(Stored data)
╭──

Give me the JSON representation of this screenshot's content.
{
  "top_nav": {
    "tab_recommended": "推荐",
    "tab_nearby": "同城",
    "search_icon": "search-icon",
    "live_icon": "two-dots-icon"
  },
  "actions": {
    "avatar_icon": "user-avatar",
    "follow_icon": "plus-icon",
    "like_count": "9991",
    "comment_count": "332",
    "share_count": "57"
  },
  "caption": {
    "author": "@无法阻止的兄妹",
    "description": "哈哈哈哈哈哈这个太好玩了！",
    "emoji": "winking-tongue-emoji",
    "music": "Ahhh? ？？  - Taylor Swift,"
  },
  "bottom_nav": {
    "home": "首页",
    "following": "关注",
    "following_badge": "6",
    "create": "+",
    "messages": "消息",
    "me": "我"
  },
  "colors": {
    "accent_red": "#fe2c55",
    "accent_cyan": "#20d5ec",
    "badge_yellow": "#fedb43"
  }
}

╰──

# WHAT YOU ARE ASKED TO DO
Copy each entry exactly, with nothing added or dropped.

# RIGHT ANSWER
Give me the JSON representation of this screenshot's content.
{
  "top_nav": {
    "tab_recommended": "推荐",
    "tab_nearby": "同城",
    "search_icon": "search-icon",
    "live_icon": "two-dots-icon"
  },
  "actions": {
    "avatar_icon": "user-avatar",
    "follow_icon": "plus-icon",
    "like_count": "9991",
    "comment_count": "332",
    "share_count": "57"
  },
  "caption": {
    "author": "@无法阻止的兄妹",
    "description": "哈哈哈哈哈哈这个太好玩了！",
    "emoji": "winking-tongue-emoji",
    "music": "Ahhh? ？？  - Taylor Swift,"
  },
  "bottom_nav": {
    "home": "首页",
    "following": "关注",
    "following_badge": "6",
    "create": "+",
    "messages": "消息",
    "me": "我"
  },
  "colors": {
    "accent_red": "#fe2c55",
    "accent_cyan": "#20d5ec",
    "badge_yellow": "#fedb43"
  }
}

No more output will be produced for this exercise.